# [Direction]
Extract the text of each entry below exactly, leaving every image behind.

# [Dataset entries]
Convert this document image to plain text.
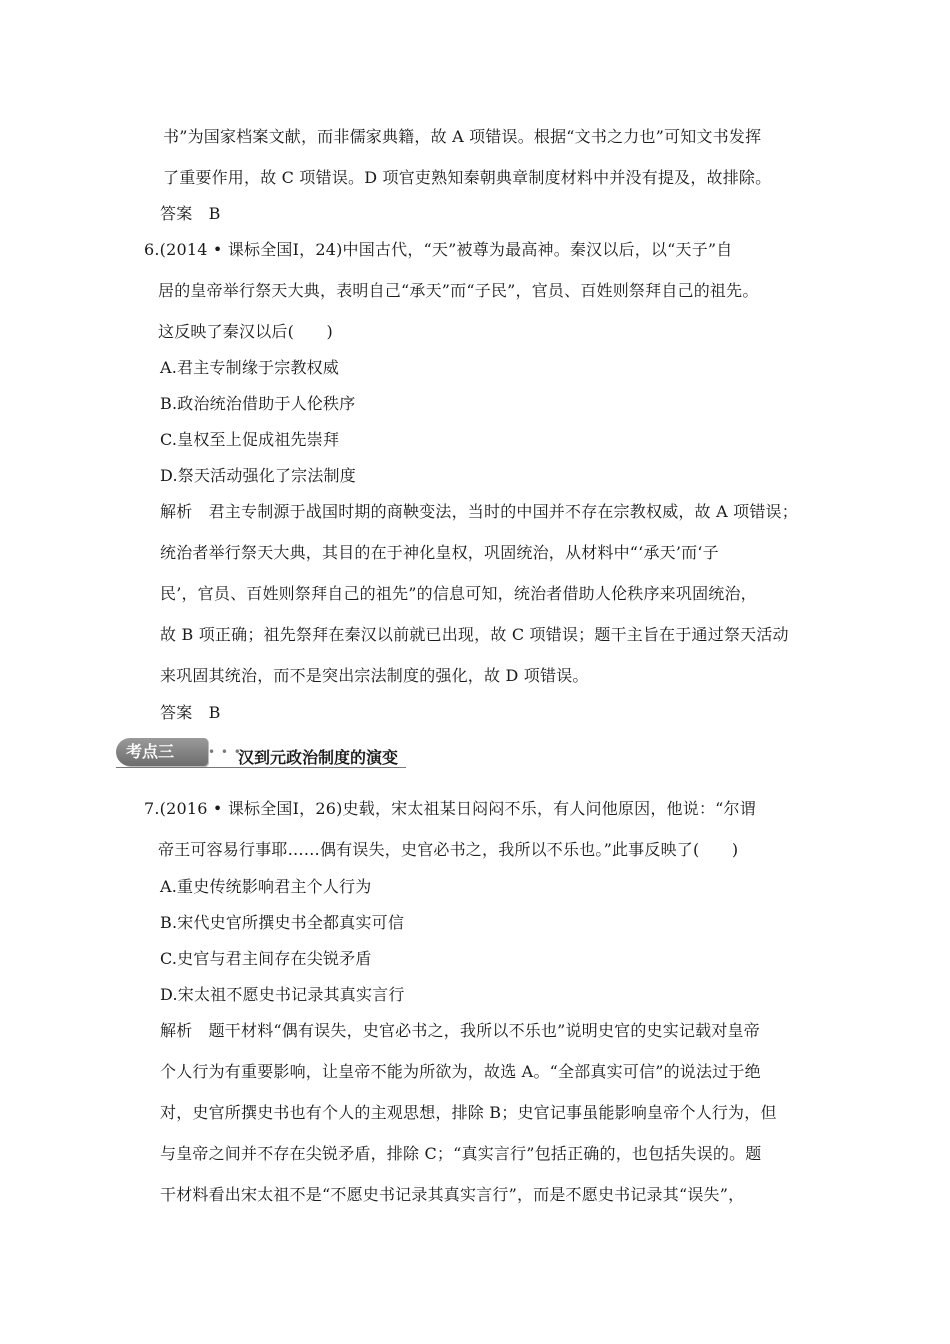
书”为国家档案文献，而非儒家典籍，故 A 项错误。根据“文书之力也”可知文书发挥
了重要作用，故 C 项错误。D 项官吏熟知秦朝典章制度材料中并没有提及，故排除。
答案　B
6.(2014 • 课标全国Ⅰ，24)中国古代，“天”被尊为最高神。秦汉以后，以“天子”自
居的皇帝举行祭天大典，表明自己“承天”而“子民”，官员、百姓则祭拜自己的祖先。
这反映了秦汉以后(　　)
A.君主专制缘于宗教权威
B.政治统治借助于人伦秩序
C.皇权至上促成祖先崇拜
D.祭天活动强化了宗法制度
解析　君主专制源于战国时期的商鞅变法，当时的中国并不存在宗教权威，故 A 项错误；
统治者举行祭天大典，其目的在于神化皇权，巩固统治，从材料中“‘承天’而‘子
民’，官员、百姓则祭拜自己的祖先”的信息可知，统治者借助人伦秩序来巩固统治，
故 B 项正确；祖先祭拜在秦汉以前就已出现，故 C 项错误；题干主旨在于通过祭天活动
来巩固其统治，而不是突出宗法制度的强化，故 D 项错误。
答案　B
考点三	• • •
汉到元政治制度的演变
7.(2016 • 课标全国Ⅰ，26)史载，宋太祖某日闷闷不乐，有人问他原因，他说：“尔谓
帝王可容易行事耶……偶有误失，史官必书之，我所以不乐也。”此事反映了(　　)
A.重史传统影响君主个人行为
B.宋代史官所撰史书全都真实可信
C.史官与君主间存在尖锐矛盾
D.宋太祖不愿史书记录其真实言行
解析　题干材料“偶有误失，史官必书之，我所以不乐也”说明史官的史实记载对皇帝
个人行为有重要影响，让皇帝不能为所欲为，故选 A。“全部真实可信”的说法过于绝
对，史官所撰史书也有个人的主观思想，排除 B；史官记事虽能影响皇帝个人行为，但
与皇帝之间并不存在尖锐矛盾，排除 C；“真实言行”包括正确的，也包括失误的。题
干材料看出宋太祖不是“不愿史书记录其真实言行”，而是不愿史书记录其“误失”，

# [Solution]
Convert this document image to plain text.
书”为国家档案文献，而非儒家典籍，故 A 项错误。根据“文书之力也”可知文书发挥
了重要作用，故 C 项错误。D 项官吏熟知秦朝典章制度材料中并没有提及，故排除。
答案　B
6.(2014 • 课标全国Ⅰ，24)中国古代，“天”被尊为最高神。秦汉以后，以“天子”自
居的皇帝举行祭天大典，表明自己“承天”而“子民”，官员、百姓则祭拜自己的祖先。
这反映了秦汉以后(　　)
A.君主专制缘于宗教权威
B.政治统治借助于人伦秩序
C.皇权至上促成祖先崇拜
D.祭天活动强化了宗法制度
解析　君主专制源于战国时期的商鞅变法，当时的中国并不存在宗教权威，故 A 项错误；
统治者举行祭天大典，其目的在于神化皇权，巩固统治，从材料中“‘承天’而‘子
民’，官员、百姓则祭拜自己的祖先”的信息可知，统治者借助人伦秩序来巩固统治，
故 B 项正确；祖先祭拜在秦汉以前就已出现，故 C 项错误；题干主旨在于通过祭天活动
来巩固其统治，而不是突出宗法制度的强化，故 D 项错误。
答案　B
考点三	• • •
汉到元政治制度的演变
7.(2016 • 课标全国Ⅰ，26)史载，宋太祖某日闷闷不乐，有人问他原因，他说：“尔谓
帝王可容易行事耶……偶有误失，史官必书之，我所以不乐也。”此事反映了(　　)
A.重史传统影响君主个人行为
B.宋代史官所撰史书全都真实可信
C.史官与君主间存在尖锐矛盾
D.宋太祖不愿史书记录其真实言行
解析　题干材料“偶有误失，史官必书之，我所以不乐也”说明史官的史实记载对皇帝
个人行为有重要影响，让皇帝不能为所欲为，故选 A。“全部真实可信”的说法过于绝
对，史官所撰史书也有个人的主观思想，排除 B；史官记事虽能影响皇帝个人行为，但
与皇帝之间并不存在尖锐矛盾，排除 C；“真实言行”包括正确的，也包括失误的。题
干材料看出宋太祖不是“不愿史书记录其真实言行”，而是不愿史书记录其“误失”，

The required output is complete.